**The exercise:**
Can you lay out the stretch of rows from the line containing "- capital-icon: ⊙: [372, 315, 382, 328]" through the line containing "- tag-chip[interactable]: Этнический" as a JSON list of strings, one per line, with blank lines omitted?

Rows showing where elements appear
● ● ● ●

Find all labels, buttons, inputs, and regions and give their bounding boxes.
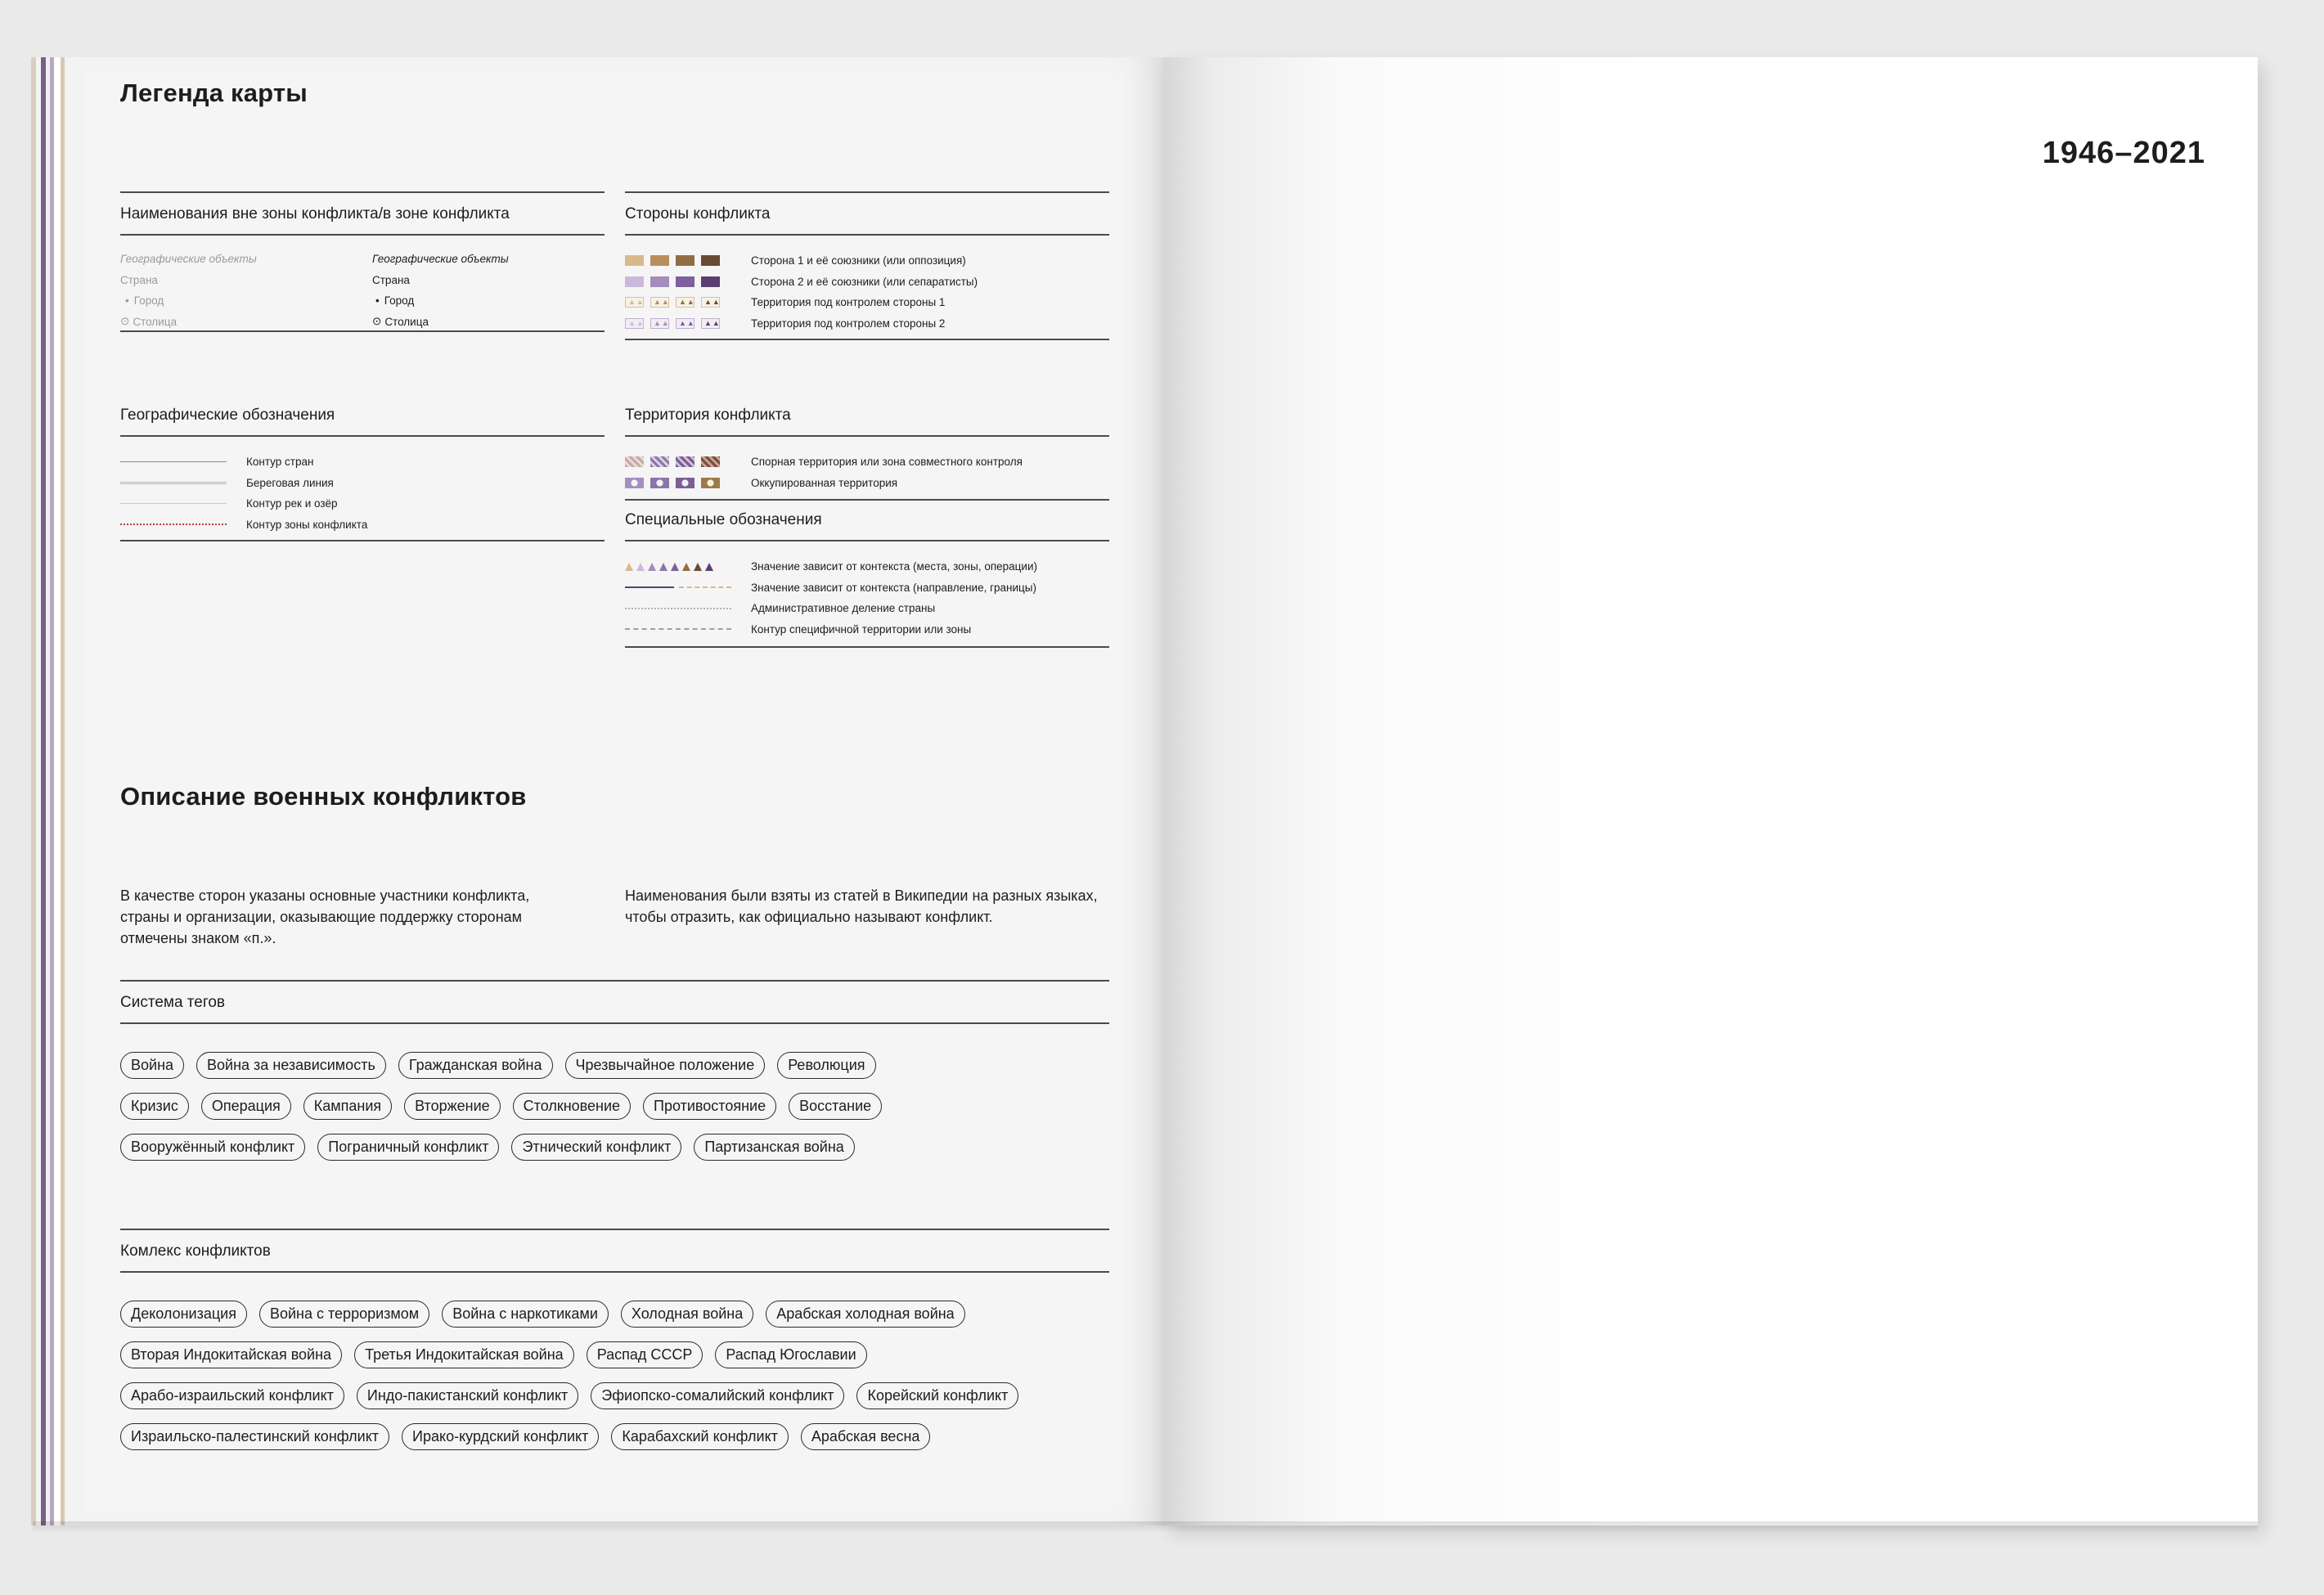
- capital-icon: ⊙: [372, 315, 382, 328]
- legend-geo-section: [120, 394, 605, 541]
- right-page: [1163, 57, 2258, 1525]
- legend-geo-title: Географические обозначения: [120, 394, 605, 437]
- capital-inside: Столица: [384, 315, 429, 328]
- river-line-icon: [120, 503, 227, 504]
- tag-chip[interactable]: Вторжение: [404, 1093, 501, 1120]
- tags-section: [120, 980, 1109, 1024]
- description-left-paragraph: В качестве сторон указаны основные участники конфликта, страны и организации, оказывающие поддержку сторонам отмечены знаком «п.».: [120, 887, 530, 946]
- context-triangles-icon: [625, 563, 731, 571]
- country-inside: Страна: [372, 273, 410, 286]
- tag-chip[interactable]: Этнический конфликт: [511, 1134, 681, 1161]
- geo-objects-inside: Географические объекты: [372, 253, 509, 266]
- special-item-label: Значение зависит от контекста (места, зоны, операции): [751, 560, 1037, 573]
- capital-outside: Столица: [133, 315, 177, 328]
- geo-item-label: Контур рек и озёр: [246, 497, 338, 510]
- complex-chip[interactable]: Арабская весна: [801, 1423, 931, 1450]
- city-outside: Город: [133, 294, 164, 308]
- tags-list: [120, 1052, 1102, 1175]
- complex-chip[interactable]: Ирако-курдский конфликт: [402, 1423, 599, 1450]
- legend-territory-section: [625, 394, 1109, 501]
- side1-control-swatches: ▲▲ ▲▲ ▲▲ ▲▲: [625, 297, 751, 308]
- tags-row: [120, 1093, 1102, 1120]
- special-item-label: Значение зависит от контекста (направление, границы): [751, 581, 1036, 594]
- legend-names-section: [120, 191, 605, 332]
- legend-special-title: Специальные обозначения: [625, 499, 1109, 541]
- complex-chip[interactable]: Арабо-израильский конфликт: [120, 1382, 344, 1409]
- side2-swatches: [625, 276, 751, 287]
- side1-swatches: [625, 255, 751, 266]
- coastline-icon: [120, 482, 227, 484]
- names-outside-column: [120, 249, 372, 330]
- complex-title: Комлекс конфликтов: [120, 1229, 1109, 1273]
- complex-chip[interactable]: Распад СССР: [587, 1341, 703, 1368]
- disputed-swatches: [625, 456, 751, 467]
- complex-chip[interactable]: Израильско-палестинский конфликт: [120, 1423, 389, 1450]
- tag-chip[interactable]: Противостояние: [643, 1093, 776, 1120]
- description-title: Описание военных конфликтов: [120, 782, 527, 811]
- tag-chip[interactable]: Восстание: [789, 1093, 882, 1120]
- geo-item-label: Контур зоны конфликта: [246, 518, 368, 531]
- direction-lines-icon: [625, 586, 731, 588]
- complex-chip[interactable]: Индо-пакистанский конфликт: [357, 1382, 578, 1409]
- complex-chip[interactable]: Корейский конфликт: [856, 1382, 1018, 1409]
- complex-row: [120, 1423, 1102, 1450]
- complex-chip[interactable]: Холодная война: [621, 1301, 753, 1328]
- tag-chip[interactable]: Столкновение: [513, 1093, 631, 1120]
- complex-chip[interactable]: Вторая Индокитайская война: [120, 1341, 342, 1368]
- tags-row: [120, 1134, 1102, 1161]
- tag-chip[interactable]: Война: [120, 1052, 184, 1079]
- tag-chip[interactable]: Партизанская война: [694, 1134, 854, 1161]
- sides-item-label: Сторона 2 и её союзники (или сепаратисты): [751, 275, 978, 288]
- geo-objects-outside: Географические объекты: [120, 253, 257, 266]
- city-inside: Город: [384, 294, 415, 308]
- tag-chip[interactable]: Вооружённый конфликт: [120, 1134, 305, 1161]
- legend-special-section: [625, 499, 1109, 648]
- complex-chip[interactable]: Карабахский конфликт: [611, 1423, 789, 1450]
- complex-section: [120, 1229, 1109, 1273]
- country-outside: Страна: [120, 273, 158, 286]
- specific-territory-line-icon: [625, 628, 731, 630]
- complex-row: [120, 1301, 1102, 1328]
- conflict-zone-line-icon: [120, 523, 227, 525]
- description-right-paragraph: Наименования были взяты из статей в Википедии на разных языках, чтобы отразить, как официально называют конфликт.: [625, 887, 1098, 925]
- sides-item-label: Территория под контролем стороны 1: [751, 296, 946, 309]
- names-inside-column: [372, 249, 509, 330]
- tag-chip[interactable]: Чрезвычайное положение: [565, 1052, 766, 1079]
- country-border-line-icon: [120, 461, 227, 462]
- legend-sides-title: Стороны конфликта: [625, 191, 1109, 236]
- tag-chip[interactable]: Операция: [201, 1093, 291, 1120]
- complex-chip[interactable]: Эфиопско-сомалийский конфликт: [591, 1382, 844, 1409]
- complex-chip[interactable]: Третья Индокитайская война: [354, 1341, 574, 1368]
- side2-control-swatches: ▲▲ ▲▲ ▲▲ ▲▲: [625, 318, 751, 329]
- left-page: [83, 57, 1163, 1525]
- special-item-label: Контур специфичной территории или зоны: [751, 622, 972, 636]
- tags-title: Система тегов: [120, 980, 1109, 1024]
- territory-item-label: Спорная территория или зона совместного контроля: [751, 456, 1023, 469]
- geo-item-label: Контур стран: [246, 456, 314, 469]
- sides-item-label: Территория под контролем стороны 2: [751, 317, 946, 330]
- legend-names-title: Наименования вне зоны конфликта/в зоне конфликта: [120, 191, 605, 236]
- tag-chip[interactable]: Пограничный конфликт: [317, 1134, 499, 1161]
- tag-chip[interactable]: Революция: [777, 1052, 875, 1079]
- city-dot-icon: •: [375, 294, 380, 308]
- spine-stripes: [31, 57, 85, 1525]
- year-range: 1946–2021: [2042, 136, 2205, 170]
- tags-row: [120, 1052, 1102, 1079]
- sides-item-label: Сторона 1 и её союзники (или оппозиция): [751, 254, 966, 267]
- admin-division-line-icon: [625, 608, 731, 609]
- complex-row: [120, 1341, 1102, 1368]
- complex-list: [120, 1301, 1102, 1464]
- capital-icon: ⊙: [120, 315, 130, 328]
- legend-sides-section: [625, 191, 1109, 340]
- tag-chip[interactable]: Гражданская война: [398, 1052, 553, 1079]
- tag-chip[interactable]: Война за независимость: [196, 1052, 386, 1079]
- complex-chip[interactable]: Арабская холодная война: [766, 1301, 964, 1328]
- city-dot-icon: •: [125, 294, 129, 308]
- special-item-label: Административное деление страны: [751, 602, 936, 615]
- complex-chip[interactable]: Распад Югославии: [715, 1341, 866, 1368]
- complex-chip[interactable]: Война с терроризмом: [259, 1301, 429, 1328]
- tag-chip[interactable]: Кампания: [303, 1093, 392, 1120]
- tag-chip[interactable]: Кризис: [120, 1093, 189, 1120]
- complex-chip[interactable]: Война с наркотиками: [442, 1301, 609, 1328]
- complex-chip[interactable]: Деколонизация: [120, 1301, 247, 1328]
- geo-item-label: Береговая линия: [246, 476, 334, 489]
- legend-territory-title: Территория конфликта: [625, 394, 1109, 437]
- book-shadow: [33, 1521, 2258, 1533]
- territory-item-label: Оккупированная территория: [751, 476, 898, 489]
- page-title: Легенда карты: [120, 79, 308, 107]
- occupied-swatches: [625, 478, 751, 488]
- complex-row: [120, 1382, 1102, 1409]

● ● ● ●

**Task output:**
[
  "- capital-icon: ⊙: [372, 315, 382, 328]",
  "- legend-geo-section: [120, 394, 605, 541]",
  "- right-page: [1163, 57, 2258, 1525]",
  "- legend-geo-title: Географические обозначения: [120, 394, 605, 437]",
  "- capital-inside: Столица: [384, 315, 429, 328]",
  "- river-line-icon: [120, 503, 227, 504]",
  "- tag-chip[interactable]: Вторжение: [404, 1093, 501, 1120]",
  "- tags-section: [120, 980, 1109, 1024]",
  "- description-left-paragraph: В качестве сторон указаны основные участники конфликта, страны и организации, оказывающие поддержку сторонам отмечены знаком «п.».: [120, 887, 530, 946]",
  "- context-triangles-icon: [625, 563, 731, 571]",
  "- country-inside: Страна: [372, 273, 410, 286]",
  "- tag-chip[interactable]: Этнический конфликт: [511, 1134, 681, 1161]"
]